Scan the records for the string "Output"; copy each line where it occurs.

- [SUPPLIED INFORMATION]:

────────────────

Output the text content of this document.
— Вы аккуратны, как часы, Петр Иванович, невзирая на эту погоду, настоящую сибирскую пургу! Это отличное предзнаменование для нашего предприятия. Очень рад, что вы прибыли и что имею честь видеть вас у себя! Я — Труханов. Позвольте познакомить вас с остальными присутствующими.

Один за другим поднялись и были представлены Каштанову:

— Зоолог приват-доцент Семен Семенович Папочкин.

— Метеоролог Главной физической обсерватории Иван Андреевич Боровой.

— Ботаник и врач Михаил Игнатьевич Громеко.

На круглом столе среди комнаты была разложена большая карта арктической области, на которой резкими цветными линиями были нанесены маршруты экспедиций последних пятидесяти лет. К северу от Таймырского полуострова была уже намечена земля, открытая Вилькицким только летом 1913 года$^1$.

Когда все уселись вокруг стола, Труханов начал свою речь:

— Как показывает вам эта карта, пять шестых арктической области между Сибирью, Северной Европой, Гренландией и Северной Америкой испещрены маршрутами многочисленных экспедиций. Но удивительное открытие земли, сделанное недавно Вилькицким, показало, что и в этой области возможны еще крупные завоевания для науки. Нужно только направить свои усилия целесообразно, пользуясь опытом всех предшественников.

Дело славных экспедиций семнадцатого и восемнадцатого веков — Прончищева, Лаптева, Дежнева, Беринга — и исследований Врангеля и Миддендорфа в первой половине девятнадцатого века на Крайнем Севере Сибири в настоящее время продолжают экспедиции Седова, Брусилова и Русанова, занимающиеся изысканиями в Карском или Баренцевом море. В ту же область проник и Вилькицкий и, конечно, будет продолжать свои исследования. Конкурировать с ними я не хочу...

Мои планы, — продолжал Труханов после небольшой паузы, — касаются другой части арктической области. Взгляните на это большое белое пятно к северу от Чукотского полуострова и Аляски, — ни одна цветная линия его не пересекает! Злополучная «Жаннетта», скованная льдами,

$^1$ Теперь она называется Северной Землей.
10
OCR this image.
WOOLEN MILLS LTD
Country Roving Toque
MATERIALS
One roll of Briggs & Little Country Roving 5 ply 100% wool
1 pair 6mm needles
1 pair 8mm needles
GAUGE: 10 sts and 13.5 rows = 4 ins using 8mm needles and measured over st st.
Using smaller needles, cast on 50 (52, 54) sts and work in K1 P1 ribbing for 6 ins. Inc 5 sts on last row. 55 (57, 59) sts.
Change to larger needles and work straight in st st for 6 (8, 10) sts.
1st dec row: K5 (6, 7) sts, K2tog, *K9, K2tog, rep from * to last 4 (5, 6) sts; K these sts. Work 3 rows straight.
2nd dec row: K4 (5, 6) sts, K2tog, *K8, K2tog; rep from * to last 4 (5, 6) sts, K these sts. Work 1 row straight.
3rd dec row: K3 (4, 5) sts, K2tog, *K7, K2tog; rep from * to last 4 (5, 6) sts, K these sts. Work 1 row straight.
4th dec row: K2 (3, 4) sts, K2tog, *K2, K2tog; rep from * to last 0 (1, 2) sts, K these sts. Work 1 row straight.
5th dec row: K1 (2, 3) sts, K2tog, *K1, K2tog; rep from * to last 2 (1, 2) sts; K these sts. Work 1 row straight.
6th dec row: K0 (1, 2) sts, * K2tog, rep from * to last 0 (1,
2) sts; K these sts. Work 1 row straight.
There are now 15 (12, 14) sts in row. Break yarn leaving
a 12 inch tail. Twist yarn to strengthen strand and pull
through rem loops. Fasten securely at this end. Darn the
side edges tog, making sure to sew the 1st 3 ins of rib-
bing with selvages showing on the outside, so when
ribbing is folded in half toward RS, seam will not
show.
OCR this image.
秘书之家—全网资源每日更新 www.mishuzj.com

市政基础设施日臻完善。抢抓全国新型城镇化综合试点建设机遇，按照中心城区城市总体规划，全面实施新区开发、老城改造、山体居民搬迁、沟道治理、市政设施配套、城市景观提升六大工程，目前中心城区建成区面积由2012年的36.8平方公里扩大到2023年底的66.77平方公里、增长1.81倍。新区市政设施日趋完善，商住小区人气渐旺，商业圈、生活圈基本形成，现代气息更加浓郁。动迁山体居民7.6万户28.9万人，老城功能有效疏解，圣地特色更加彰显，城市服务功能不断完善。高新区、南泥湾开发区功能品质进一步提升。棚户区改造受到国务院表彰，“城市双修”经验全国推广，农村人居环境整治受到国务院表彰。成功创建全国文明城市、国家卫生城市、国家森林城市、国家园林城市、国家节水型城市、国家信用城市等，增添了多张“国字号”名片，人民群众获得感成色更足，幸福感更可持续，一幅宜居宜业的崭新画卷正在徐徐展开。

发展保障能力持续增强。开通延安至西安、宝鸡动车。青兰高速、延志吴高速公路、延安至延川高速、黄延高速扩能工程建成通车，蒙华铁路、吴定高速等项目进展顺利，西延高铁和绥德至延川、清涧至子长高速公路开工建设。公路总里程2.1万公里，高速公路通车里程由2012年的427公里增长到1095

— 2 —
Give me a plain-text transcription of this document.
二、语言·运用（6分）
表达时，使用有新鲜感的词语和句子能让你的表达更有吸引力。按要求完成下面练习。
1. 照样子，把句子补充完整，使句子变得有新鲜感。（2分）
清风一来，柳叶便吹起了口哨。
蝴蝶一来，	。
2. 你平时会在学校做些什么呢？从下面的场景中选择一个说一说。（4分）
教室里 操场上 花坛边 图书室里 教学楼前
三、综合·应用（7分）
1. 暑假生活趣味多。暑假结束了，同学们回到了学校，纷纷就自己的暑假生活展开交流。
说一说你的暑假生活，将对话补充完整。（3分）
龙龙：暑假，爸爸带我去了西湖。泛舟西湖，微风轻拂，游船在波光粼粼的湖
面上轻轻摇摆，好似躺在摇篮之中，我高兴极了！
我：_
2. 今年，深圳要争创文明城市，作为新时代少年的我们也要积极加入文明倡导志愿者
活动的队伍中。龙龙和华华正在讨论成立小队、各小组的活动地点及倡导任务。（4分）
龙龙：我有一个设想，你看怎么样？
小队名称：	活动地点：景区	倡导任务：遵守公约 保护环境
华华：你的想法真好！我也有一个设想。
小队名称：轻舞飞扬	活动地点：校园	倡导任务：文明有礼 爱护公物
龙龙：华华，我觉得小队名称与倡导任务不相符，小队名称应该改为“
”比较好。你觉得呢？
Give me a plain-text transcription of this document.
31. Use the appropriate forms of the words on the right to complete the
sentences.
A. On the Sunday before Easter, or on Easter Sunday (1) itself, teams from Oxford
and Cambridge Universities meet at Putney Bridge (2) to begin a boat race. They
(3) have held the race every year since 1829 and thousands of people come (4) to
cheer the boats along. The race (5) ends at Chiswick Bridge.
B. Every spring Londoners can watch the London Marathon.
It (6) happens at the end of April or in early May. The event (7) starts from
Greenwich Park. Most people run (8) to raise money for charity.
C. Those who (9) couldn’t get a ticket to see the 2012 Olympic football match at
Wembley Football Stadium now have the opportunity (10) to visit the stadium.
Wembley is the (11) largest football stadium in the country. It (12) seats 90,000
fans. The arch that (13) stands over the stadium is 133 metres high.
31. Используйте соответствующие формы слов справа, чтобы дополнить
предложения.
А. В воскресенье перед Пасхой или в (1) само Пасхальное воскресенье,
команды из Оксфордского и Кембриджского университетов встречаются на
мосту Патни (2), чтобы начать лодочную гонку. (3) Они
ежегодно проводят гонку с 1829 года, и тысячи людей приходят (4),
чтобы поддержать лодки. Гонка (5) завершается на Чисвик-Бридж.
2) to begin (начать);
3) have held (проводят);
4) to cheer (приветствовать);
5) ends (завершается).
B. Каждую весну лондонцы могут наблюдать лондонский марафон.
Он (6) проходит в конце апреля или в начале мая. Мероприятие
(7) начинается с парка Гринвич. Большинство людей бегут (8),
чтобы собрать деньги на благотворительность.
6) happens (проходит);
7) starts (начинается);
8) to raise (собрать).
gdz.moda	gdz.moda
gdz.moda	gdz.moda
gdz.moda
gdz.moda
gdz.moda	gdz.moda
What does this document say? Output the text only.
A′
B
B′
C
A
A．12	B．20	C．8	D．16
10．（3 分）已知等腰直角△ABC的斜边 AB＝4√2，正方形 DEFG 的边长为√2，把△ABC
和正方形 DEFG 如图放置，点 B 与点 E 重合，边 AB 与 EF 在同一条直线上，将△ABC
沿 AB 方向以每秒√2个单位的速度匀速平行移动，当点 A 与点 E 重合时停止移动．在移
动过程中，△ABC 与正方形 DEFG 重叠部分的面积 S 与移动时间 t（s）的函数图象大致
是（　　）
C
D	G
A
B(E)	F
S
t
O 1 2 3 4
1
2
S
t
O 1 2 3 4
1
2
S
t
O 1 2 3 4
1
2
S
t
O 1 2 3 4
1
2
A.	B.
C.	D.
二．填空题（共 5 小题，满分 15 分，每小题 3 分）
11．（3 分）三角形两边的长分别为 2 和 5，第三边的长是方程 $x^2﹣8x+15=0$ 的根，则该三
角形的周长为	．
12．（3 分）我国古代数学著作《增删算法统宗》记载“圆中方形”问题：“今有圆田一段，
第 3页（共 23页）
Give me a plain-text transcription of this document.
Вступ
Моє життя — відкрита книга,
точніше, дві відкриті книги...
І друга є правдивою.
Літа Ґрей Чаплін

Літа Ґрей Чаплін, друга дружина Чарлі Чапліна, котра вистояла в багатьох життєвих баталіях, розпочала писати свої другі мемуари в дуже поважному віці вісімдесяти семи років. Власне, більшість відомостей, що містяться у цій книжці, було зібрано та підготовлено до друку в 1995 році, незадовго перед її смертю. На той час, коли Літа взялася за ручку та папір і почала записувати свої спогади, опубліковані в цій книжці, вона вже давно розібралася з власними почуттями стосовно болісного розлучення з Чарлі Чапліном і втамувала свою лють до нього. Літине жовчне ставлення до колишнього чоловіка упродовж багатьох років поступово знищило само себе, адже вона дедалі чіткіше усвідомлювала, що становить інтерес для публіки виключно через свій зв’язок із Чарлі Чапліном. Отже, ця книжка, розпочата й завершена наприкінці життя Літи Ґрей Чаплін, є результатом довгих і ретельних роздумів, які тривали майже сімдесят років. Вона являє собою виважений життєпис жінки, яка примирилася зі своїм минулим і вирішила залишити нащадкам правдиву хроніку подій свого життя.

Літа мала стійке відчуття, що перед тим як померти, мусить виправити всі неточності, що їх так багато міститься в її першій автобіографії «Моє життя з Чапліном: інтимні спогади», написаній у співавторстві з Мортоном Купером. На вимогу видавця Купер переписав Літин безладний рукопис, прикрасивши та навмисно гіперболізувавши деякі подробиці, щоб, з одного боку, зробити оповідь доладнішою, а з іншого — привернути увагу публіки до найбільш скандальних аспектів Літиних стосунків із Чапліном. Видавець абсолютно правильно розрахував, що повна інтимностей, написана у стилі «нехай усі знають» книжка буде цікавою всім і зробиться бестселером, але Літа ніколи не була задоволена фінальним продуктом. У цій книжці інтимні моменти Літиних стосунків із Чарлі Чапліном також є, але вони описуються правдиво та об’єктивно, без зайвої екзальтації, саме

────────────────

- [SOLUTION BELOW]:
Output the text content of this document.
What does this document say? Output the text only.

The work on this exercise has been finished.